» **Set exercise**: Retype the records that come next, word for word.

» **Records shown**:
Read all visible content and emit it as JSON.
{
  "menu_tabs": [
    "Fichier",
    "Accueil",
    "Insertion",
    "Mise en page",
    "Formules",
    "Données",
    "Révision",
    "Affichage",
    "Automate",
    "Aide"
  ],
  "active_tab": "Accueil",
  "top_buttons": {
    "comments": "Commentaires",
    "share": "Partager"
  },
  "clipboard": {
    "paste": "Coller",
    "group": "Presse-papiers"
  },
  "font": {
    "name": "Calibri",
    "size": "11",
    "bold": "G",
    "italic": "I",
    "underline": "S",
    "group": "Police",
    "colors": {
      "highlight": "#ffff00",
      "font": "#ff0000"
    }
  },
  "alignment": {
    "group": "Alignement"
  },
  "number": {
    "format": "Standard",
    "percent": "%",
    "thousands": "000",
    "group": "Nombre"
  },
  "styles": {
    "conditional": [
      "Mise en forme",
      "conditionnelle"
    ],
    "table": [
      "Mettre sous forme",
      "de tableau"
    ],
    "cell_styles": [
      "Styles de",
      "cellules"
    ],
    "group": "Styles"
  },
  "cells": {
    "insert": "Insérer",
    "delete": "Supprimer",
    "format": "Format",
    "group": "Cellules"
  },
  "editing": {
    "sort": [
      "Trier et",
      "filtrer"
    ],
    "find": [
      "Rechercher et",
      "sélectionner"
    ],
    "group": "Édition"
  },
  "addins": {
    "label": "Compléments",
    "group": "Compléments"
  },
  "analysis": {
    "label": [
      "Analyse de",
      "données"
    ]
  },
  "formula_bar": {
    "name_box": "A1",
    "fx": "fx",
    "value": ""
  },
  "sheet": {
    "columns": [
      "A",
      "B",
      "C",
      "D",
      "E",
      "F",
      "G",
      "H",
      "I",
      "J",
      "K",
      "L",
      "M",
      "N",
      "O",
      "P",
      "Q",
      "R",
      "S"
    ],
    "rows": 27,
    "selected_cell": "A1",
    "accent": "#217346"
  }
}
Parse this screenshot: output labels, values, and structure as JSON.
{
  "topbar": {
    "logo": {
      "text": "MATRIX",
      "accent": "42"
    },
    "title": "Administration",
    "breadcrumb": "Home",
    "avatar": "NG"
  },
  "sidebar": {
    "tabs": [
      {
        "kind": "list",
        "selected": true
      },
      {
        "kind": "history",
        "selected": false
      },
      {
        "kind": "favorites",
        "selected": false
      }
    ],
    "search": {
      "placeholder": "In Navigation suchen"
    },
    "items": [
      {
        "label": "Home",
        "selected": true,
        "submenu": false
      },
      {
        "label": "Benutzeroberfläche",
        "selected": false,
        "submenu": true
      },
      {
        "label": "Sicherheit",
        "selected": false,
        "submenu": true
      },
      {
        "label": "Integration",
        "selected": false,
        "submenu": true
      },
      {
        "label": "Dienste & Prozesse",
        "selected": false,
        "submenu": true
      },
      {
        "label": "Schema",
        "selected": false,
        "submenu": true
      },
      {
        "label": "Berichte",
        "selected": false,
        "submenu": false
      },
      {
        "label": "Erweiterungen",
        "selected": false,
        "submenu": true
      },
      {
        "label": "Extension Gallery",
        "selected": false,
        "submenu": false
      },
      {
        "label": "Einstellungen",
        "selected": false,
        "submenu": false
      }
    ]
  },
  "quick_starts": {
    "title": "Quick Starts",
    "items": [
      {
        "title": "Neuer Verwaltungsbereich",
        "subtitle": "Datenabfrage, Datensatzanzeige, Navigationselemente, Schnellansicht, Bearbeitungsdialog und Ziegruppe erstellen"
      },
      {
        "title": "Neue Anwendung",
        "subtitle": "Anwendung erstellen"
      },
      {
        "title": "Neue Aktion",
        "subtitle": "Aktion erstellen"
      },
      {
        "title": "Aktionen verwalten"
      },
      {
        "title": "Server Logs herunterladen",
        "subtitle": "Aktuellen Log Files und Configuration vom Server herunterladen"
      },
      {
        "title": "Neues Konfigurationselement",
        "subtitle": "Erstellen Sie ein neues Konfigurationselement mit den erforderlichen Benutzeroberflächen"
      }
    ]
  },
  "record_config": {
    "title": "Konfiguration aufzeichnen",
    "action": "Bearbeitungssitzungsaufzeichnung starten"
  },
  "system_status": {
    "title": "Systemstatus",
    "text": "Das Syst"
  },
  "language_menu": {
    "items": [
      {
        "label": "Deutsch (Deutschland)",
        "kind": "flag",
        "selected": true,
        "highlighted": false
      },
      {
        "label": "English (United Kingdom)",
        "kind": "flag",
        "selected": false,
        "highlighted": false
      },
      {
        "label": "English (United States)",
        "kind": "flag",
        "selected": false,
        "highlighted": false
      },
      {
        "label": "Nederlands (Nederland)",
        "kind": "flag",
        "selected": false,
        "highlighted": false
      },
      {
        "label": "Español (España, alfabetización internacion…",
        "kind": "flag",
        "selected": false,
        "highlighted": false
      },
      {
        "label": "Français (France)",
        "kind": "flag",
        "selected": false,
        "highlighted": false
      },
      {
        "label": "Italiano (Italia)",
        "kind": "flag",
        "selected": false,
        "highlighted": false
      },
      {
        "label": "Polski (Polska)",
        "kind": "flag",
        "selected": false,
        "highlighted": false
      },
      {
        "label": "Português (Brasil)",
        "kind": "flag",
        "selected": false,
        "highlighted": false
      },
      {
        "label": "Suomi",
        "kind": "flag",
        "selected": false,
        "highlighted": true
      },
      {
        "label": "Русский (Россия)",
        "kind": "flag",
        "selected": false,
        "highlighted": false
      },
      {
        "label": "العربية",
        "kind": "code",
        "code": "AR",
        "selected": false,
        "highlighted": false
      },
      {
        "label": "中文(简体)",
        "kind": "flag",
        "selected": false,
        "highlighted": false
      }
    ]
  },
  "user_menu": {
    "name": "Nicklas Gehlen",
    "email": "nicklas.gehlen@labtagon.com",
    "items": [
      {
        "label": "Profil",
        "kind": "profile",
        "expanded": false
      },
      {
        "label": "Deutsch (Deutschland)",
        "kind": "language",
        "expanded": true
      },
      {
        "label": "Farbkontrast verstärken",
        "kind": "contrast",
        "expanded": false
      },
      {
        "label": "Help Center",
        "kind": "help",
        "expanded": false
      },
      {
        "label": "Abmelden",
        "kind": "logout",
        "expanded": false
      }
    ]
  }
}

» **Response for this exercise**:
Read all visible content and emit it as JSON.
{
  "menu_tabs": [
    "Fichier",
    "Accueil",
    "Insertion",
    "Mise en page",
    "Formules",
    "Données",
    "Révision",
    "Affichage",
    "Automate",
    "Aide"
  ],
  "active_tab": "Accueil",
  "top_buttons": {
    "comments": "Commentaires",
    "share": "Partager"
  },
  "clipboard": {
    "paste": "Coller",
    "group": "Presse-papiers"
  },
  "font": {
    "name": "Calibri",
    "size": "11",
    "bold": "G",
    "italic": "I",
    "underline": "S",
    "group": "Police",
    "colors": {
      "highlight": "#ffff00",
      "font": "#ff0000"
    }
  },
  "alignment": {
    "group": "Alignement"
  },
  "number": {
    "format": "Standard",
    "percent": "%",
    "thousands": "000",
    "group": "Nombre"
  },
  "styles": {
    "conditional": [
      "Mise en forme",
      "conditionnelle"
    ],
    "table": [
      "Mettre sous forme",
      "de tableau"
    ],
    "cell_styles": [
      "Styles de",
      "cellules"
    ],
    "group": "Styles"
  },
  "cells": {
    "insert": "Insérer",
    "delete": "Supprimer",
    "format": "Format",
    "group": "Cellules"
  },
  "editing": {
    "sort": [
      "Trier et",
      "filtrer"
    ],
    "find": [
      "Rechercher et",
      "sélectionner"
    ],
    "group": "Édition"
  },
  "addins": {
    "label": "Compléments",
    "group": "Compléments"
  },
  "analysis": {
    "label": [
      "Analyse de",
      "données"
    ]
  },
  "formula_bar": {
    "name_box": "A1",
    "fx": "fx",
    "value": ""
  },
  "sheet": {
    "columns": [
      "A",
      "B",
      "C",
      "D",
      "E",
      "F",
      "G",
      "H",
      "I",
      "J",
      "K",
      "L",
      "M",
      "N",
      "O",
      "P",
      "Q",
      "R",
      "S"
    ],
    "rows": 27,
    "selected_cell": "A1",
    "accent": "#217346"
  }
}
Parse this screenshot: output labels, values, and structure as JSON.
{
  "topbar": {
    "logo": {
      "text": "MATRIX",
      "accent": "42"
    },
    "title": "Administration",
    "breadcrumb": "Home",
    "avatar": "NG"
  },
  "sidebar": {
    "tabs": [
      {
        "kind": "list",
        "selected": true
      },
      {
        "kind": "history",
        "selected": false
      },
      {
        "kind": "favorites",
        "selected": false
      }
    ],
    "search": {
      "placeholder": "In Navigation suchen"
    },
    "items": [
      {
        "label": "Home",
        "selected": true,
        "submenu": false
      },
      {
        "label": "Benutzeroberfläche",
        "selected": false,
        "submenu": true
      },
      {
        "label": "Sicherheit",
        "selected": false,
        "submenu": true
      },
      {
        "label": "Integration",
        "selected": false,
        "submenu": true
      },
      {
        "label": "Dienste & Prozesse",
        "selected": false,
        "submenu": true
      },
      {
        "label": "Schema",
        "selected": false,
        "submenu": true
      },
      {
        "label": "Berichte",
        "selected": false,
        "submenu": false
      },
      {
        "label": "Erweiterungen",
        "selected": false,
        "submenu": true
      },
      {
        "label": "Extension Gallery",
        "selected": false,
        "submenu": false
      },
      {
        "label": "Einstellungen",
        "selected": false,
        "submenu": false
      }
    ]
  },
  "quick_starts": {
    "title": "Quick Starts",
    "items": [
      {
        "title": "Neuer Verwaltungsbereich",
        "subtitle": "Datenabfrage, Datensatzanzeige, Navigationselemente, Schnellansicht, Bearbeitungsdialog und Ziegruppe erstellen"
      },
      {
        "title": "Neue Anwendung",
        "subtitle": "Anwendung erstellen"
      },
      {
        "title": "Neue Aktion",
        "subtitle": "Aktion erstellen"
      },
      {
        "title": "Aktionen verwalten"
      },
      {
        "title": "Server Logs herunterladen",
        "subtitle": "Aktuellen Log Files und Configuration vom Server herunterladen"
      },
      {
        "title": "Neues Konfigurationselement",
        "subtitle": "Erstellen Sie ein neues Konfigurationselement mit den erforderlichen Benutzeroberflächen"
      }
    ]
  },
  "record_config": {
    "title": "Konfiguration aufzeichnen",
    "action": "Bearbeitungssitzungsaufzeichnung starten"
  },
  "system_status": {
    "title": "Systemstatus",
    "text": "Das Syst"
  },
  "language_menu": {
    "items": [
      {
        "label": "Deutsch (Deutschland)",
        "kind": "flag",
        "selected": true,
        "highlighted": false
      },
      {
        "label": "English (United Kingdom)",
        "kind": "flag",
        "selected": false,
        "highlighted": false
      },
      {
        "label": "English (United States)",
        "kind": "flag",
        "selected": false,
        "highlighted": false
      },
      {
        "label": "Nederlands (Nederland)",
        "kind": "flag",
        "selected": false,
        "highlighted": false
      },
      {
        "label": "Español (España, alfabetización internacion…",
        "kind": "flag",
        "selected": false,
        "highlighted": false
      },
      {
        "label": "Français (France)",
        "kind": "flag",
        "selected": false,
        "highlighted": false
      },
      {
        "label": "Italiano (Italia)",
        "kind": "flag",
        "selected": false,
        "highlighted": false
      },
      {
        "label": "Polski (Polska)",
        "kind": "flag",
        "selected": false,
        "highlighted": false
      },
      {
        "label": "Português (Brasil)",
        "kind": "flag",
        "selected": false,
        "highlighted": false
      },
      {
        "label": "Suomi",
        "kind": "flag",
        "selected": false,
        "highlighted": true
      },
      {
        "label": "Русский (Россия)",
        "kind": "flag",
        "selected": false,
        "highlighted": false
      },
      {
        "label": "العربية",
        "kind": "code",
        "code": "AR",
        "selected": false,
        "highlighted": false
      },
      {
        "label": "中文(简体)",
        "kind": "flag",
        "selected": false,
        "highlighted": false
      }
    ]
  },
  "user_menu": {
    "name": "Nicklas Gehlen",
    "email": "nicklas.gehlen@labtagon.com",
    "items": [
      {
        "label": "Profil",
        "kind": "profile",
        "expanded": false
      },
      {
        "label": "Deutsch (Deutschland)",
        "kind": "language",
        "expanded": true
      },
      {
        "label": "Farbkontrast verstärken",
        "kind": "contrast",
        "expanded": false
      },
      {
        "label": "Help Center",
        "kind": "help",
        "expanded": false
      },
      {
        "label": "Abmelden",
        "kind": "logout",
        "expanded": false
      }
    ]
  }
}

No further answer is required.